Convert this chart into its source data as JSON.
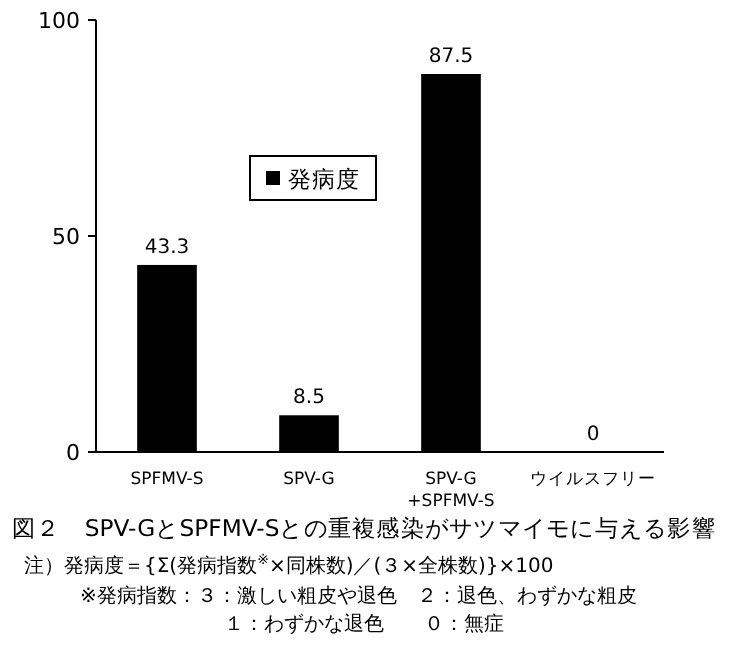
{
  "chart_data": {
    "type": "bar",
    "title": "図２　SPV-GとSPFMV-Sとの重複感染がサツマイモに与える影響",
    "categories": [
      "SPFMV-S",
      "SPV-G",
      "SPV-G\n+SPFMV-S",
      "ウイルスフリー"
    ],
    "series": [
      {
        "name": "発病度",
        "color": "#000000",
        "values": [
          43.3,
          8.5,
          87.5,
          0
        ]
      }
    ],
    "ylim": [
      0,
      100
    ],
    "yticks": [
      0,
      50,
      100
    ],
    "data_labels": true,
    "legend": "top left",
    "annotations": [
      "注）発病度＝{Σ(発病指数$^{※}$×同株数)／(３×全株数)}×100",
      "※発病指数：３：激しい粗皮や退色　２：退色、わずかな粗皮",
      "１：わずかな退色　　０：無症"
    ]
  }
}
= = = = = = =
• [Written instruction]
Restate the full listing verbatim and drop every picture.

• [Answer to the task]
Convert this chart into its source data as JSON.
{
  "chart_data": {
    "type": "bar",
    "title": "図２　SPV-GとSPFMV-Sとの重複感染がサツマイモに与える影響",
    "categories": [
      "SPFMV-S",
      "SPV-G",
      "SPV-G\n+SPFMV-S",
      "ウイルスフリー"
    ],
    "series": [
      {
        "name": "発病度",
        "color": "#000000",
        "values": [
          43.3,
          8.5,
          87.5,
          0
        ]
      }
    ],
    "ylim": [
      0,
      100
    ],
    "yticks": [
      0,
      50,
      100
    ],
    "data_labels": true,
    "legend": "top left",
    "annotations": [
      "注）発病度＝{Σ(発病指数$^{※}$×同株数)／(３×全株数)}×100",
      "※発病指数：３：激しい粗皮や退色　２：退色、わずかな粗皮",
      "１：わずかな退色　　０：無症"
    ]
  }
}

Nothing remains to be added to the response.